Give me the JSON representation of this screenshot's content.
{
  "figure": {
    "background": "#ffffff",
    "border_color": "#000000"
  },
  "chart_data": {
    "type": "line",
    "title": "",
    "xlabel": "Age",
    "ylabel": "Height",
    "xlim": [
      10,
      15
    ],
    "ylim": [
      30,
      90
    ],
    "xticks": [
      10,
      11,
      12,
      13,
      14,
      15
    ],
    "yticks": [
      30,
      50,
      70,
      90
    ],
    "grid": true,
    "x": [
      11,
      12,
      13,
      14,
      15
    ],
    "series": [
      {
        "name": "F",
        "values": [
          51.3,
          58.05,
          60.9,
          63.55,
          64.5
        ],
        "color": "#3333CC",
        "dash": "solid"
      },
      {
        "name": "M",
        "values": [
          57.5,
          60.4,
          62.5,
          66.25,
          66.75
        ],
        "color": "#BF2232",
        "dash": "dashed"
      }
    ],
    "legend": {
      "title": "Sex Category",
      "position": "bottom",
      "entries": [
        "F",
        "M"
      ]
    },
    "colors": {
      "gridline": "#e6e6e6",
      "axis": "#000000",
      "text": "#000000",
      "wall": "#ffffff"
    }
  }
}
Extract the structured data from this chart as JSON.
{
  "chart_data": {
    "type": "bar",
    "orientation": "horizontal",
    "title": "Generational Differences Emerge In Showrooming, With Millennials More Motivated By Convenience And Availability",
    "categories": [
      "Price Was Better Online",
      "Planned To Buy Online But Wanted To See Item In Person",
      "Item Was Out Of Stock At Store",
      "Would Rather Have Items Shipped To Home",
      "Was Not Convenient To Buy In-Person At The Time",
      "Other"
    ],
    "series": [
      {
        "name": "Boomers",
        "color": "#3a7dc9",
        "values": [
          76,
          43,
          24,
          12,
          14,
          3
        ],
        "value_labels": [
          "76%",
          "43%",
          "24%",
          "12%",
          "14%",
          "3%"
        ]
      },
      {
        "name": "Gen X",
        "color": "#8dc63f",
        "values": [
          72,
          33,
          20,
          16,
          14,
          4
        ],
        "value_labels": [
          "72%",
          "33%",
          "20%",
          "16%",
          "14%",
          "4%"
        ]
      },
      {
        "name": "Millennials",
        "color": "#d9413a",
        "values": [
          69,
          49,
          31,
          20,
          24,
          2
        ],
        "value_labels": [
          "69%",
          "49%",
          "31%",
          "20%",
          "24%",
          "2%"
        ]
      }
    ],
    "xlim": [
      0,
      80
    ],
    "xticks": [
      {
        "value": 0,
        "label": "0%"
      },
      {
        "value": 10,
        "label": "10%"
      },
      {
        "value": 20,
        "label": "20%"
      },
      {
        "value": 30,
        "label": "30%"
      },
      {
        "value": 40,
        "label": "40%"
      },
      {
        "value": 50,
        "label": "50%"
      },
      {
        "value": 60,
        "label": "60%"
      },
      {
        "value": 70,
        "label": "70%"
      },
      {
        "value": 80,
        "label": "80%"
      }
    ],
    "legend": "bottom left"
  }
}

§ Exercise: Check each line of the material above for "name" and say how many lines contain it, giving the number alone.

§ Exercise response: 5